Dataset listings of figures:

━━━━━━━━━━

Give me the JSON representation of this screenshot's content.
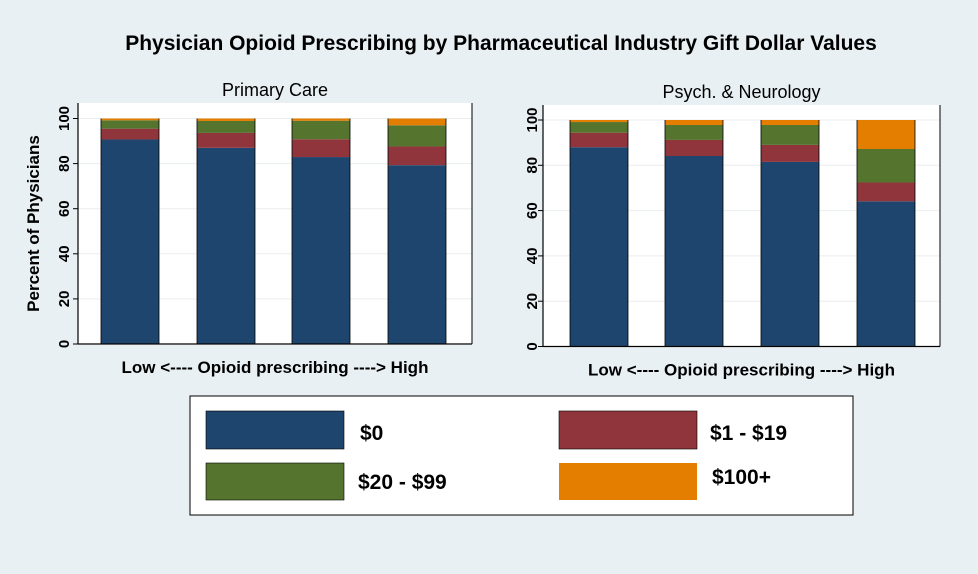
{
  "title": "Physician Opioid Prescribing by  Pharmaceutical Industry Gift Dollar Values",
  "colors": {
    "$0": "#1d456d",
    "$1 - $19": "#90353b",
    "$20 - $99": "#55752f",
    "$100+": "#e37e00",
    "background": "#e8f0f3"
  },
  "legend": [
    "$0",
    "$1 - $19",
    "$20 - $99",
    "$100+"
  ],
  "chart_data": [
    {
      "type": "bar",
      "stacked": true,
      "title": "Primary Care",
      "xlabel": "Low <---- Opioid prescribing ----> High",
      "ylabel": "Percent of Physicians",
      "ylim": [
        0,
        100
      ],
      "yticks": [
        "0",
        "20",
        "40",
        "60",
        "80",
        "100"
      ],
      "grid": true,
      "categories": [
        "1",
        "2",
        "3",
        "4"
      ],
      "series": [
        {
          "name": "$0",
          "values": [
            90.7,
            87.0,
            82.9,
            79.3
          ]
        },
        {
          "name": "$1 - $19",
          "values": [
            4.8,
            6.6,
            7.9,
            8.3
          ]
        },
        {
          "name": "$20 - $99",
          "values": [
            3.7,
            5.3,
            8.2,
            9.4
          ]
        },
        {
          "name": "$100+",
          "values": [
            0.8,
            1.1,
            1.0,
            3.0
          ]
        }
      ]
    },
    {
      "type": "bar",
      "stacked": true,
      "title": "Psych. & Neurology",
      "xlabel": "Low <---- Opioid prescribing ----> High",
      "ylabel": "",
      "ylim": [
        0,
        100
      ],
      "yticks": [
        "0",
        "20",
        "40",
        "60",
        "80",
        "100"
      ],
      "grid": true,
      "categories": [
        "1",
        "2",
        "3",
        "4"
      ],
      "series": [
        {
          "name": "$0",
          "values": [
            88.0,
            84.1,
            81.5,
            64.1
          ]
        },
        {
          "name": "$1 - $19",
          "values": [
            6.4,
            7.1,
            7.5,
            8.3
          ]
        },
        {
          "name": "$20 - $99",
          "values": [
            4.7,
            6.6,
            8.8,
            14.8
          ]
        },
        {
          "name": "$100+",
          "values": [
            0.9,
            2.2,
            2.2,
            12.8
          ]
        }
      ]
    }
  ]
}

━━━━━━━━━━

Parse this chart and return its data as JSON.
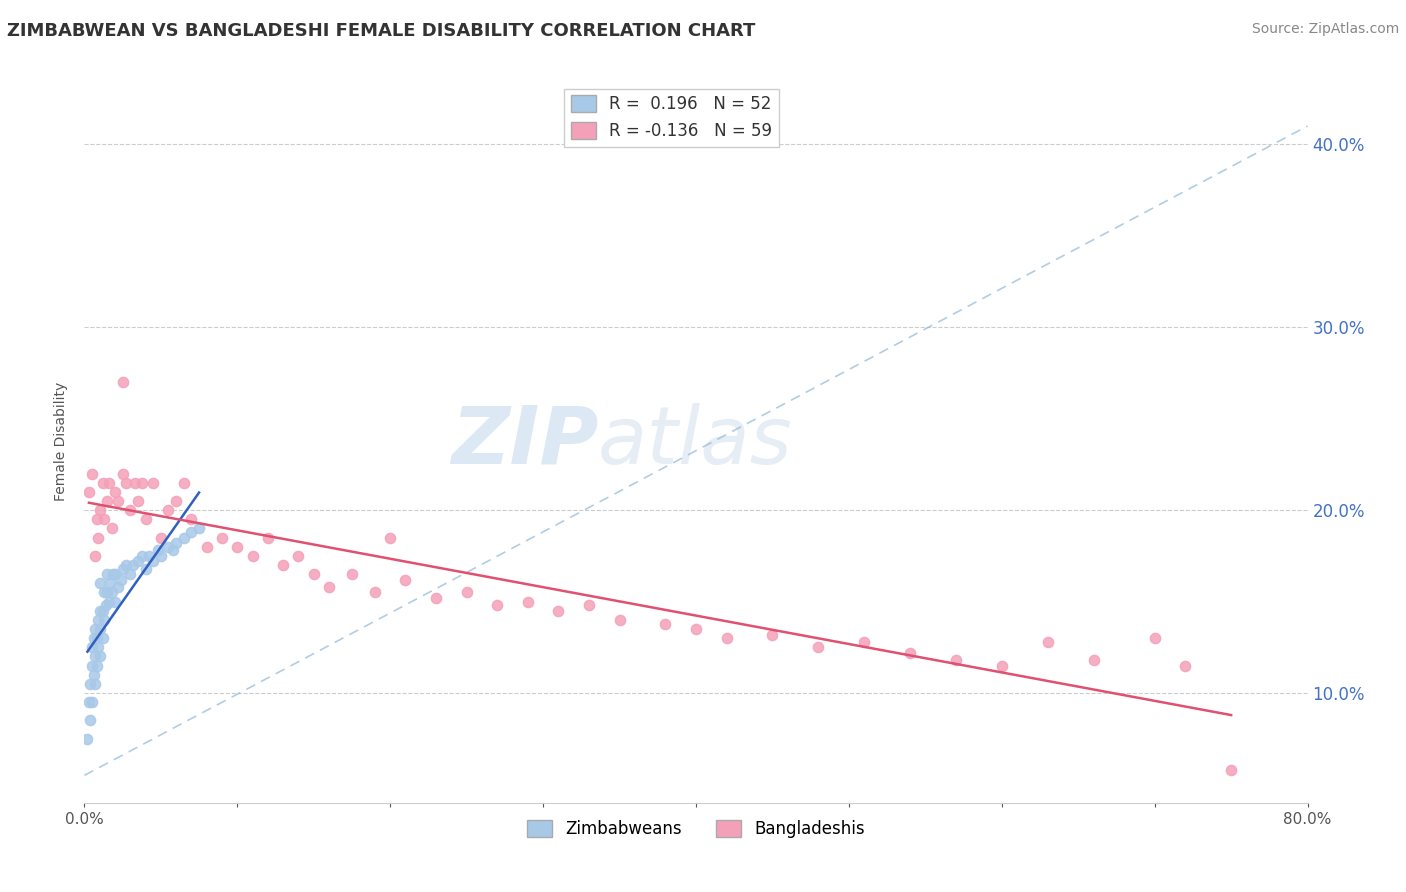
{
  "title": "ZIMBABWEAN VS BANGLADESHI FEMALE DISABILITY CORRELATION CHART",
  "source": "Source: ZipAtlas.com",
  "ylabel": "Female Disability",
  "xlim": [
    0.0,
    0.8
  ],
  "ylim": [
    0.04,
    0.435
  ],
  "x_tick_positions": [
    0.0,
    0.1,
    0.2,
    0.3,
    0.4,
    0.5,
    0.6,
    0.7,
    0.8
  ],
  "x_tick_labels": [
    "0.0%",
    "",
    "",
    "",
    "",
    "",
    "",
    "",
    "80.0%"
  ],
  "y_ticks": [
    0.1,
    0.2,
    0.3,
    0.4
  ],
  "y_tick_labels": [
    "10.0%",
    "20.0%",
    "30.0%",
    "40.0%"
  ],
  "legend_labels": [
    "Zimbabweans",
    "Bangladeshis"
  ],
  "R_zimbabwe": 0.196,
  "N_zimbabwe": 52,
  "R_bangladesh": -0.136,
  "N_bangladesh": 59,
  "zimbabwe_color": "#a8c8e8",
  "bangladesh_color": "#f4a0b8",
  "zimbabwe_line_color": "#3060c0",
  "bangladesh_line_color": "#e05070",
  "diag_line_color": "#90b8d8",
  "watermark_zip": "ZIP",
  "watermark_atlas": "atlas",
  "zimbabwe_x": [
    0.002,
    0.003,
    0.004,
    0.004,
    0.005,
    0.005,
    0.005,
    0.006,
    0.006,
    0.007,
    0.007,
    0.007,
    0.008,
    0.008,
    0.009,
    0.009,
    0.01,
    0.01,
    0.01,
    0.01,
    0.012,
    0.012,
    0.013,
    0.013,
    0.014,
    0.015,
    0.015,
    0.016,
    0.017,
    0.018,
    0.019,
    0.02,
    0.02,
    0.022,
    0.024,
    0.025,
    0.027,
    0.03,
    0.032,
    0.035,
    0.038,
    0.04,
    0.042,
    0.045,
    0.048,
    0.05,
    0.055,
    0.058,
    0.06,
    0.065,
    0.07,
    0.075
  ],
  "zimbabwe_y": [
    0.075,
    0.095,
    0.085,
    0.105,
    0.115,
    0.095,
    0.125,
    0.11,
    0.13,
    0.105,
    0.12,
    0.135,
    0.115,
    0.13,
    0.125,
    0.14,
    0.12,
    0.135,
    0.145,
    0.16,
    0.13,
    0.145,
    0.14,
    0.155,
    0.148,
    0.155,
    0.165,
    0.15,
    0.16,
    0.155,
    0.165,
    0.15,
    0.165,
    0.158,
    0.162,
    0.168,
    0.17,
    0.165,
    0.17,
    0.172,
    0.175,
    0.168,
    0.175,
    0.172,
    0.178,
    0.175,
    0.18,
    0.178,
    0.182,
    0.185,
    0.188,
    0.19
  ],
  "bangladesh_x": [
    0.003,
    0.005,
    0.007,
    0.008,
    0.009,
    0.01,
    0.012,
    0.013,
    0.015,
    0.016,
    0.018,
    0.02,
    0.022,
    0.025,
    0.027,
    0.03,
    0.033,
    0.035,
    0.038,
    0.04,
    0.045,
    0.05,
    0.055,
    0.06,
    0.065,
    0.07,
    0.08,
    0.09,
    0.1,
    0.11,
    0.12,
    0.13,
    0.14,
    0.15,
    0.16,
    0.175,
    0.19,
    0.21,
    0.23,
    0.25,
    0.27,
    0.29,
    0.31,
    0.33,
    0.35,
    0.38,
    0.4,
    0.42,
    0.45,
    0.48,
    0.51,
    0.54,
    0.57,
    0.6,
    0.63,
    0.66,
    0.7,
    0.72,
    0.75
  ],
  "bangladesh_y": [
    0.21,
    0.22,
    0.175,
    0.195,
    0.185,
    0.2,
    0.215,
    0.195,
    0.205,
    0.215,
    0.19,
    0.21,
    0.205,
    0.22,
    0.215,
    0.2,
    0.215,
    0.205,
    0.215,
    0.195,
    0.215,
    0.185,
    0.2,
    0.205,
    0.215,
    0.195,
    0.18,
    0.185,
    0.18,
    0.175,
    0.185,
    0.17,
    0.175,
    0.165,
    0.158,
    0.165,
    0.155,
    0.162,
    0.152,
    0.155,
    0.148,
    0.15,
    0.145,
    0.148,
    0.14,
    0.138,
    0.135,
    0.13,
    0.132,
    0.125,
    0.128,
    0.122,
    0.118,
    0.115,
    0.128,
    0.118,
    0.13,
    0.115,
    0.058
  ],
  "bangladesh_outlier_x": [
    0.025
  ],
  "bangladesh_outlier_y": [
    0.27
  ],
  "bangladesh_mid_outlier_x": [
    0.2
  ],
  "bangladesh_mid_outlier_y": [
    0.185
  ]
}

━━━━━━━━━━

▶ **EXERCISE AIM**: Write down only the number of lines that contain the string "JSON" in the listing.

▶ **EXERCISE SOLUTION**: 2